## begin Extracted data
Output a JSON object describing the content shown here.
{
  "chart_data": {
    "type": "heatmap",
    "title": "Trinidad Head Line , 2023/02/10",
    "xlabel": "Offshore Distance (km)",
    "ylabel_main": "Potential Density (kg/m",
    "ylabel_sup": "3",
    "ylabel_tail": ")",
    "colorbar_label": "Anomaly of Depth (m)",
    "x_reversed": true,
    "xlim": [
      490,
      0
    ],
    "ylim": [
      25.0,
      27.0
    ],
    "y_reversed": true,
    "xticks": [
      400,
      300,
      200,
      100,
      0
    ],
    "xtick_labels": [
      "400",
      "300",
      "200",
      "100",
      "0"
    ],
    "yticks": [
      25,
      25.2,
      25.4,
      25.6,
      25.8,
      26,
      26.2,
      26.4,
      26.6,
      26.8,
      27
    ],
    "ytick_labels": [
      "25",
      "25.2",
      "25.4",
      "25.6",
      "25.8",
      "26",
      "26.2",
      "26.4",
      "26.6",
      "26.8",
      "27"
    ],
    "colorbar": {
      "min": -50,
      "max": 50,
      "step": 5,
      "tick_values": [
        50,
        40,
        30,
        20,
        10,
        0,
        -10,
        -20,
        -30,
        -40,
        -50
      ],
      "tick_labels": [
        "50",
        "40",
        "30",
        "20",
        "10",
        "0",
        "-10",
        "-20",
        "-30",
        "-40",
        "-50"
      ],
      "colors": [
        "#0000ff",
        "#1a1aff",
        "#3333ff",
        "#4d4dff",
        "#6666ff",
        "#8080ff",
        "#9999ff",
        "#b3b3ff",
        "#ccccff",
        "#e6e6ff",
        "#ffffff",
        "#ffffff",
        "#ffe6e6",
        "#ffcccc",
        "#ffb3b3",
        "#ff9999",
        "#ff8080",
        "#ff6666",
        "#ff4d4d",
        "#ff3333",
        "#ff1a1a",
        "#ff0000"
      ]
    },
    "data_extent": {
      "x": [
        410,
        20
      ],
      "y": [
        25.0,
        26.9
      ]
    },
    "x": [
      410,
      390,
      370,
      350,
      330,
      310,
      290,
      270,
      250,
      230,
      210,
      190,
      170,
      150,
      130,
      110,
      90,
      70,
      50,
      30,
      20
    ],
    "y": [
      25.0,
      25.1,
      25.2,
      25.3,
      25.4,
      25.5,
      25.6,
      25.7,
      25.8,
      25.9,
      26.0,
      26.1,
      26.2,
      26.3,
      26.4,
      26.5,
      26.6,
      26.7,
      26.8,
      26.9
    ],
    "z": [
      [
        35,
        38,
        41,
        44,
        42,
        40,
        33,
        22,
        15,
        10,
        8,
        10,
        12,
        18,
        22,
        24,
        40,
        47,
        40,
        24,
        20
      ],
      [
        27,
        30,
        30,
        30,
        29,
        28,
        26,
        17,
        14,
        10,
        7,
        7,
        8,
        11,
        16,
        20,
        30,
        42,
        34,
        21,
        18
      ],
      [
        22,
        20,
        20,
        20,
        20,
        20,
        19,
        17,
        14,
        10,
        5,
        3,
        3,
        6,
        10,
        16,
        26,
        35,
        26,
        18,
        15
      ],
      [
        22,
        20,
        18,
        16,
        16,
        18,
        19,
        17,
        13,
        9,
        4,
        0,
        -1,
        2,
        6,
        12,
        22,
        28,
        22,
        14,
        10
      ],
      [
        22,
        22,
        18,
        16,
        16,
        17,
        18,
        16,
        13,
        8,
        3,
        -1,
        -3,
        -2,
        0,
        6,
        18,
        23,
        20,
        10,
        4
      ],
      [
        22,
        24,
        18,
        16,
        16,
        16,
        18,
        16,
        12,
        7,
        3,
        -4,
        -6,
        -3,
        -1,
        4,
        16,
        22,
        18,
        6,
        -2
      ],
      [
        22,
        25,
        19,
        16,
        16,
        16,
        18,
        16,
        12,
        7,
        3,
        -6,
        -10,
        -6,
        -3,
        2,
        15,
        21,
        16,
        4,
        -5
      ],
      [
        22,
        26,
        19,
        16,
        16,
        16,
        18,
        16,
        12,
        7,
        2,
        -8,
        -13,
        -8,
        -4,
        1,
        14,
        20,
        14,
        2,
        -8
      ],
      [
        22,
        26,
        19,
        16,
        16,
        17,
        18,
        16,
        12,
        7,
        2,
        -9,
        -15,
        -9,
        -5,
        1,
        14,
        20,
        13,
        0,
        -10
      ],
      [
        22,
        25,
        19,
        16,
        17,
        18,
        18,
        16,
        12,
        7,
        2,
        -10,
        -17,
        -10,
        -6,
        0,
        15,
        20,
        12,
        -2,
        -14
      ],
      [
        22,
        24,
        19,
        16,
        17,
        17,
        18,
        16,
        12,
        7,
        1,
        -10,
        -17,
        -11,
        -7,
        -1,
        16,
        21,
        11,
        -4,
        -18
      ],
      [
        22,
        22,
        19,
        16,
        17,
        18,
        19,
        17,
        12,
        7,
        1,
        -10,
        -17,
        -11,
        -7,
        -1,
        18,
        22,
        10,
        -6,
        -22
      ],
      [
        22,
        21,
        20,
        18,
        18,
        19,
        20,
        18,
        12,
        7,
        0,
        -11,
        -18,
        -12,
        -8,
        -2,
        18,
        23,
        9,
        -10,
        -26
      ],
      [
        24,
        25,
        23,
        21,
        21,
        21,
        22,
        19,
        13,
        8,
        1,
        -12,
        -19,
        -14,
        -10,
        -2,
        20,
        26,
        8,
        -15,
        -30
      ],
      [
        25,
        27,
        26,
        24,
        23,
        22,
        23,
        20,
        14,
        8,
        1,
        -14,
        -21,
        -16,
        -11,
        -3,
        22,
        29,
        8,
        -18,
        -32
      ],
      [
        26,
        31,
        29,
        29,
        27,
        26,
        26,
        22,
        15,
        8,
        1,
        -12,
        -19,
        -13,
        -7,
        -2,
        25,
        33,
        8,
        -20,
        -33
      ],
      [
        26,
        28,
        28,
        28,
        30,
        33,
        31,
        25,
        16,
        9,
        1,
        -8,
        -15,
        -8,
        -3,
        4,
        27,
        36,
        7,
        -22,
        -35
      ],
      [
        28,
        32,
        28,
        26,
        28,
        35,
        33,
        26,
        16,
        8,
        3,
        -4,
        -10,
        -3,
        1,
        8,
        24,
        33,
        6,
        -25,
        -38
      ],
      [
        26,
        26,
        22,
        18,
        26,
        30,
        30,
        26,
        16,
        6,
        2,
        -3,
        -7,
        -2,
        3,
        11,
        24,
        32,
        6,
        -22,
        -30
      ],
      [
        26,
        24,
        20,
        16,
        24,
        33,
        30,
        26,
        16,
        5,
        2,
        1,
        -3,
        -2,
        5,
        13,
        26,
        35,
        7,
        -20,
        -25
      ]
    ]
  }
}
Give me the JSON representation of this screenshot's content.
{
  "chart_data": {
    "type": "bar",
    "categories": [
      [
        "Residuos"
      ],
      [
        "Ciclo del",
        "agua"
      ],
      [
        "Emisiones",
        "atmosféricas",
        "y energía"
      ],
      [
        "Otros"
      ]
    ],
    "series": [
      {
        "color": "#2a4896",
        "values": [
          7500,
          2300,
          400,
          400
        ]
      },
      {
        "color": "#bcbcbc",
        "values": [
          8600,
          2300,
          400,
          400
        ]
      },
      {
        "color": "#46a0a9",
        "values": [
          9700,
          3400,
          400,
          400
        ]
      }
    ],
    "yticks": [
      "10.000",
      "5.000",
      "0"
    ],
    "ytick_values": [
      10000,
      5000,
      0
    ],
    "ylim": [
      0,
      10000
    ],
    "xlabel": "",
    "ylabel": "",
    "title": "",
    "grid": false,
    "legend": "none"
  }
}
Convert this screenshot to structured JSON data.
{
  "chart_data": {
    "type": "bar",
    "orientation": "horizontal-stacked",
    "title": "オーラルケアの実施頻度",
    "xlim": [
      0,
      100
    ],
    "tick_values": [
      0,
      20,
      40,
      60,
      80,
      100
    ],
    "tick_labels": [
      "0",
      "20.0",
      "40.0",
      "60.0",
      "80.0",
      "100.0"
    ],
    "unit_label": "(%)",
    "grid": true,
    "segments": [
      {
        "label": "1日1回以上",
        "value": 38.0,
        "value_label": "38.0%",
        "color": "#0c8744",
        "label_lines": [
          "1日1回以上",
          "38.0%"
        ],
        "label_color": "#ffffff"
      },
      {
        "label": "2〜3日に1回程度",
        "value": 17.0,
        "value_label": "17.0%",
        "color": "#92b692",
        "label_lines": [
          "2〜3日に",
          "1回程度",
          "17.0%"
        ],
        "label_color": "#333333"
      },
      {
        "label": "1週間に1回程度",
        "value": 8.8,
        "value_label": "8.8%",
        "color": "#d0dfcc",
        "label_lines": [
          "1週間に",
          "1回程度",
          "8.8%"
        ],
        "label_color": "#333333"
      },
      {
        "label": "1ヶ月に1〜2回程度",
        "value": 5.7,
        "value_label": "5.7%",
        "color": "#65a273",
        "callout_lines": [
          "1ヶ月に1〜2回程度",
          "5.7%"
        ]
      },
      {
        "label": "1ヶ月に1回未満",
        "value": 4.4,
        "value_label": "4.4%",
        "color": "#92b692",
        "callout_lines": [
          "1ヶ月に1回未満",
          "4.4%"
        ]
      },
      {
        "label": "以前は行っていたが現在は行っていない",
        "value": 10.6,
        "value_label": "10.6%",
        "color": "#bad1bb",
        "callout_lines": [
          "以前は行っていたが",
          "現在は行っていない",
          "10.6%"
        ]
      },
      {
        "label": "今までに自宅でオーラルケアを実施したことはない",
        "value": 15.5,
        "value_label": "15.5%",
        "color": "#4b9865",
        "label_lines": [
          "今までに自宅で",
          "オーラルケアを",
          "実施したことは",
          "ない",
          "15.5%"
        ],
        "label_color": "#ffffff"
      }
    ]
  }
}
## end Extracted data
Problem statement: Go through the listing above and pull out each line containing the word "JSON".

Solution to this task:
Output a JSON object describing the content shown here.
Give me the JSON representation of this screenshot's content.
Convert this screenshot to structured JSON data.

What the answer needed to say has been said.